__Extracted information__

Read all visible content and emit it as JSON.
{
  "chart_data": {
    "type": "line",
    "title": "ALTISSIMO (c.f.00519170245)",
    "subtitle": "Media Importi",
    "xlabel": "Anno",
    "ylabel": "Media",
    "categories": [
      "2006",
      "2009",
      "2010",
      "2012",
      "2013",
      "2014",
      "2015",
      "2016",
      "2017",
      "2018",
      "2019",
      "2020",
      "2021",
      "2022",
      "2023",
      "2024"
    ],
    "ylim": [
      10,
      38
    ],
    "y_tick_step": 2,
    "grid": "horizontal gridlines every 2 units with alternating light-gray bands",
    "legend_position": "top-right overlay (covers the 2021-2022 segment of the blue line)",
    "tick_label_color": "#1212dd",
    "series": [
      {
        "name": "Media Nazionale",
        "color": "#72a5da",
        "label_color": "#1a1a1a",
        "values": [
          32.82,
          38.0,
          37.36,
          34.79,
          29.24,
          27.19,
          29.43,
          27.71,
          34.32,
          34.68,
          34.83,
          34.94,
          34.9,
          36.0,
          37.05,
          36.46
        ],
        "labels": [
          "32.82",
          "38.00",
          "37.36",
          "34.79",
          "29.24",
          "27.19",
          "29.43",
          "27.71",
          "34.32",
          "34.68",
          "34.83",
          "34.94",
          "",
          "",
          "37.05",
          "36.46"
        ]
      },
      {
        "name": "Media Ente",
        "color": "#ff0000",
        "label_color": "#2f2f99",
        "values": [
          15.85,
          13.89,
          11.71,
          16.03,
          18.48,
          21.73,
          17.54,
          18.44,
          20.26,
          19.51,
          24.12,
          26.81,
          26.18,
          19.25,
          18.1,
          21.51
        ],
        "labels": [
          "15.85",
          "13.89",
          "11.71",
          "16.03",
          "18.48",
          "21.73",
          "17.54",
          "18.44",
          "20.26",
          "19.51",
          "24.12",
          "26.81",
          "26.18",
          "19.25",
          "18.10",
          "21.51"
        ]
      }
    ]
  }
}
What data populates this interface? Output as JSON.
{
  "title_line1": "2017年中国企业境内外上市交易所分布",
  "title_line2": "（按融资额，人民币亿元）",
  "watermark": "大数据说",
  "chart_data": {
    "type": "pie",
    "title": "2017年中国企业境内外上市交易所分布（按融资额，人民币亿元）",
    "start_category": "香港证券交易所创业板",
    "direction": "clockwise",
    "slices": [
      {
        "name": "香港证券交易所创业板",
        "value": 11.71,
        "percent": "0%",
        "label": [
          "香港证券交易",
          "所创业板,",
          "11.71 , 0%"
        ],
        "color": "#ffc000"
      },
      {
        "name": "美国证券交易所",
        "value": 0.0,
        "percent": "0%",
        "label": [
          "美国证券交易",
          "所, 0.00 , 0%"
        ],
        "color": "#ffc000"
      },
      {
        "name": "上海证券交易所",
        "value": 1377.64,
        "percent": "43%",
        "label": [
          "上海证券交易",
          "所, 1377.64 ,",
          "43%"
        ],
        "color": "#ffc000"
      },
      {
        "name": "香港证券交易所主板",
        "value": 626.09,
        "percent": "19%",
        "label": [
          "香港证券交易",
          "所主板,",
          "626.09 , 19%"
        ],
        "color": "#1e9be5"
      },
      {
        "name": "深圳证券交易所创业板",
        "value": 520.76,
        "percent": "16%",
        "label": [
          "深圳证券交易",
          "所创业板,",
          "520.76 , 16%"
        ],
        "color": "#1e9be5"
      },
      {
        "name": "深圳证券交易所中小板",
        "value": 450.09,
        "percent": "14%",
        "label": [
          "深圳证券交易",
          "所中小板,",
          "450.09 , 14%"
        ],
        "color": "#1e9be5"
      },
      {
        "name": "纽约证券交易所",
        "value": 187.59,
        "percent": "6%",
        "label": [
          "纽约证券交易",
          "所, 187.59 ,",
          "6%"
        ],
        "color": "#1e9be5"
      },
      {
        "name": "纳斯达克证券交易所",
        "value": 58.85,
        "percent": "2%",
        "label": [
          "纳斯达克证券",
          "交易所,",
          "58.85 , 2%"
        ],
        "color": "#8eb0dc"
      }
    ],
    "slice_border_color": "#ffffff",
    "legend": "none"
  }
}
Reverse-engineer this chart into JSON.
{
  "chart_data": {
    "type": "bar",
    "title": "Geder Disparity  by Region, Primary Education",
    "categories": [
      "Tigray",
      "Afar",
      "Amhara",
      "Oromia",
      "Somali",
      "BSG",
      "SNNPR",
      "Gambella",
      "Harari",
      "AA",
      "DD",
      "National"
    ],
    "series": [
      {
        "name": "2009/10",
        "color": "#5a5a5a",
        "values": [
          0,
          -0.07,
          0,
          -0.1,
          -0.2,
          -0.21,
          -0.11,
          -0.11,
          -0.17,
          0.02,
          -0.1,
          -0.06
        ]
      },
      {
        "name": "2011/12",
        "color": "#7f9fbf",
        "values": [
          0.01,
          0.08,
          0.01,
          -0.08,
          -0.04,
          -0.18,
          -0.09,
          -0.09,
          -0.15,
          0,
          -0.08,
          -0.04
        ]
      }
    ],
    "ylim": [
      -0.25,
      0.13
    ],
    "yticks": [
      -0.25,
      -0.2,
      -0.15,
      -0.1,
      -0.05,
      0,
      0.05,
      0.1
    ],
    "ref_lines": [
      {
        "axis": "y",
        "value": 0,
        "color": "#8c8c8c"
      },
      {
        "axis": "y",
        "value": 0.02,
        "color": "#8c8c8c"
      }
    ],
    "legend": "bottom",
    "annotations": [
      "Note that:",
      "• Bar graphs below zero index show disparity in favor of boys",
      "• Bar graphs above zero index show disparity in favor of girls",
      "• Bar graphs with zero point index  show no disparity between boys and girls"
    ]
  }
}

__Work to do__
Pull out each line containing the word "Media" and copy it.

__The reply__
    "subtitle": "Media Importi",
    "ylabel": "Media",
        "name": "Media Nazionale",
        "name": "Media Ente",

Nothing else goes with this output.